Device-level mobility data
What is Veraset?
Veraset is a mobility data company that builds device level location signals from privacy protected sources. Their data captures human movement patterns across high interest locations and supports derived views of where devices generally reside and work, down to the ZIP code, census block group, or geohash level. Veraset is widely used in industry as a stable alternative for researchers who need consistent device level mobility data over time.
What academic researchers should know about Veraset mobility data
Veraset publishes a U.S. focused mobility file on Dewey built from privacy protected device signals across more than 4 million points of interest. The data captures visits at the brand and location level, with home and work inferences that let researchers attach a neighborhood of origin to each device. Because the underlying signal is device level rather than panel inferred, researchers can move flexibly between location level visit research, daily trip patterns, and longer term migration and residential change.
Why academic researchers choose Veraset on Dewey
Mobility data has become a foundational input for empirical research across economics, public health, urban planning, and real estate, but the underlying market has been turbulent. Several major providers have shuttered or restricted access in recent years. Veraset offers a stable, device level alternative with the granularity researchers need for causal designs around shocks, openings and closings, and policy changes. The home and work inferences let researchers control for or stratify on neighborhood of origin, which is hard to do with foot traffic data alone. On Dewey, Veraset pairs naturally with SafeGraph for points of interest and building footprints, Advan Research for complementary foot traffic methodology, ATTOM for the real estate context underneath the locations being visited, and Consumer Edge for the spending that follows visits. Veraset was built for commercial location intelligence, and Dewey is how academics get their hands on it.
Veraset academic research ideas and use cases
Urban mobility, transit, and commuting. Veraset's home and work inferences let researchers study commute patterns at high spatial resolution, test how transit investments or congestion pricing reshape mode choice and route timing, and quantify the geography of jobs and housing fit in U.S. metros. Pair with ATTOM for the residential context behind home locations and SafeGraph for the workplace destinations that anchor commute flows.

(Document layout analysis data)
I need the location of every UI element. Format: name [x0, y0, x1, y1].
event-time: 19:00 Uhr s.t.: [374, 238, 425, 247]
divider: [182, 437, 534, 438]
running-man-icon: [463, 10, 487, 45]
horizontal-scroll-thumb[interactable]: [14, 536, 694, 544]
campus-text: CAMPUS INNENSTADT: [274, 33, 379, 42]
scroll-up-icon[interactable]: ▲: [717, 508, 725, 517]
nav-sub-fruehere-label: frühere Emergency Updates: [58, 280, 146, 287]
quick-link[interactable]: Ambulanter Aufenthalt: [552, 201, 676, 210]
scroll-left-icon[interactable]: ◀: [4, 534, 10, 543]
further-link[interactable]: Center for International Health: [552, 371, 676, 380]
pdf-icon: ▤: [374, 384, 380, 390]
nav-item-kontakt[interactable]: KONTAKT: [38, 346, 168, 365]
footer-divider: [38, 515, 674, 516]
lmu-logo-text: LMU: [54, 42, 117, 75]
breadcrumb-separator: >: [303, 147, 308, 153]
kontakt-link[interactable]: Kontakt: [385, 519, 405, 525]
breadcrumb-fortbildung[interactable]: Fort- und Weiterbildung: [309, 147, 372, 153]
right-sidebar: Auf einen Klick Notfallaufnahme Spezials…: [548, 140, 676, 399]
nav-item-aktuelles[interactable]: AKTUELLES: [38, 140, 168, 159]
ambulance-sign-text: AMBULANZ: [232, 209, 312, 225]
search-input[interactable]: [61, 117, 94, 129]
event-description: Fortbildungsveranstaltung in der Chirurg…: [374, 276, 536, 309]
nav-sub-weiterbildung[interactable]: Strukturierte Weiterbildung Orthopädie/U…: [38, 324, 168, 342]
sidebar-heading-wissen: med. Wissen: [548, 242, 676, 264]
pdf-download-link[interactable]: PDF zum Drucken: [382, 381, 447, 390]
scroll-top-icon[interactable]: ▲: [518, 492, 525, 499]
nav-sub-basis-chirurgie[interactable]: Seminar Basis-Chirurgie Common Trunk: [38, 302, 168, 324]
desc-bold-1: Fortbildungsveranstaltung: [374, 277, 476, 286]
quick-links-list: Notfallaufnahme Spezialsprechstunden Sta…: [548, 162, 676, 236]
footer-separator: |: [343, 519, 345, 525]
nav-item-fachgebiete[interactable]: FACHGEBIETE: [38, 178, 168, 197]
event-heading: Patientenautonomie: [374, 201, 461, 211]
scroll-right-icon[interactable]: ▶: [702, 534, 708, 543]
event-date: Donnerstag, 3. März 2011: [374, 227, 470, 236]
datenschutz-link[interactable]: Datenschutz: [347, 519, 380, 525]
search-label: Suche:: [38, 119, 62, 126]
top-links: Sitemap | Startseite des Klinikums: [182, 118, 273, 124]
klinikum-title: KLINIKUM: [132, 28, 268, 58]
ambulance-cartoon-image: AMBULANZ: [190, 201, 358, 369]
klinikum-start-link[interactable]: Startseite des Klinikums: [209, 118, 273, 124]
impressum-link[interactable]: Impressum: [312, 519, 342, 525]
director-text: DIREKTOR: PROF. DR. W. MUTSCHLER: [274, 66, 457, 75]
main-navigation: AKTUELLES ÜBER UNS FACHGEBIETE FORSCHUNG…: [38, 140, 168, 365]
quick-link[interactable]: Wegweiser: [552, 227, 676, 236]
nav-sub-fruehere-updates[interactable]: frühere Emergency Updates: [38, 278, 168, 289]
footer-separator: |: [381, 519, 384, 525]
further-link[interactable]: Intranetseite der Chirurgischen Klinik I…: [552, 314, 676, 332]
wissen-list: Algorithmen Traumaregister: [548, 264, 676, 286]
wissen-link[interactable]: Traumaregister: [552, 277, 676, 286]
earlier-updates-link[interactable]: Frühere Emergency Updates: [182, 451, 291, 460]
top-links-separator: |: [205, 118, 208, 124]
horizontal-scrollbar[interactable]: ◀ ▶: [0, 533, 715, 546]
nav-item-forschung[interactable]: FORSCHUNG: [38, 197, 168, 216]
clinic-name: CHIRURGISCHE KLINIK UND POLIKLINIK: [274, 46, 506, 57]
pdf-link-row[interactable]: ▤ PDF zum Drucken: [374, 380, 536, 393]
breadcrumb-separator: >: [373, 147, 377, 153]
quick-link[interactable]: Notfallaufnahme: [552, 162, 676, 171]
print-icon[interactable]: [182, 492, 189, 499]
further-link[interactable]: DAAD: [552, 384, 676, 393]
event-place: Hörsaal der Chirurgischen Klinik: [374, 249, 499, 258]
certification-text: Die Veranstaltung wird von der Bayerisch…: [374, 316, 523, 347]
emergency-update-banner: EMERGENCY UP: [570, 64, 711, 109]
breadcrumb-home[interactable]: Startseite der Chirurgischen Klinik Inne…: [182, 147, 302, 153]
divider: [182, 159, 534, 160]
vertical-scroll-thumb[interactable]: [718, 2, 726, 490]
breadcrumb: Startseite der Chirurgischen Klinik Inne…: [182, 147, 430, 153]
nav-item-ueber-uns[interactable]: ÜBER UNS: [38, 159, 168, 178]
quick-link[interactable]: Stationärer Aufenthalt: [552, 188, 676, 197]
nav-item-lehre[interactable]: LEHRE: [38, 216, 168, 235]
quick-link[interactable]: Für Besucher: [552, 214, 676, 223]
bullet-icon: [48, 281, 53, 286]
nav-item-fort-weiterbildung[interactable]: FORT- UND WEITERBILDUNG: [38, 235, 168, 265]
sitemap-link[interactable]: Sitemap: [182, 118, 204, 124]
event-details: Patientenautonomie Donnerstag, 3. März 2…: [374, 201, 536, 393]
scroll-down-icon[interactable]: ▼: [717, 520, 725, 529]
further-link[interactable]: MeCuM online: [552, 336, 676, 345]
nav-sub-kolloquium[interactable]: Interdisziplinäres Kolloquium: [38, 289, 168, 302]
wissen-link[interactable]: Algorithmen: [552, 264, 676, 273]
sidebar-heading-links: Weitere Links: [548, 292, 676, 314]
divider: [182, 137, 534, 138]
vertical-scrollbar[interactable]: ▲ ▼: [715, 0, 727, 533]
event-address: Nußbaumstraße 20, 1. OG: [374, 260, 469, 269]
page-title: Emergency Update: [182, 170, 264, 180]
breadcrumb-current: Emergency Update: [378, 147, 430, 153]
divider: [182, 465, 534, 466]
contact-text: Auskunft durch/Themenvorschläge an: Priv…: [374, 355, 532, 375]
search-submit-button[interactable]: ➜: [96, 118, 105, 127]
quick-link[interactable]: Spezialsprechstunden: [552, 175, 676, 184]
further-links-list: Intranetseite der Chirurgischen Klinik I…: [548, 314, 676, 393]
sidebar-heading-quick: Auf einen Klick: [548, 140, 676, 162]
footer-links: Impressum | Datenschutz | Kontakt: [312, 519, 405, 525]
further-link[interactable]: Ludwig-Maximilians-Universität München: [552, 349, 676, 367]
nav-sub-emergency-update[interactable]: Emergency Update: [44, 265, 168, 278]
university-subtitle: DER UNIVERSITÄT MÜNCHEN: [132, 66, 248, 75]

_REQUIREMENT 1_
In the Veraset overview, across how many points of interest is the U.S. mobility file on Dewey built?
_REQUIREMENT 2_
Translate this sentence from the Veraset overview into Spanish: "Several major providers have shuttered or restricted access in recent years."

_PROBLEM SOLUTION 1_
More than 4 million points of interest.

_PROBLEM SOLUTION 2_
Varios proveedores importantes han cerrado o restringido el acceso en los últimos años.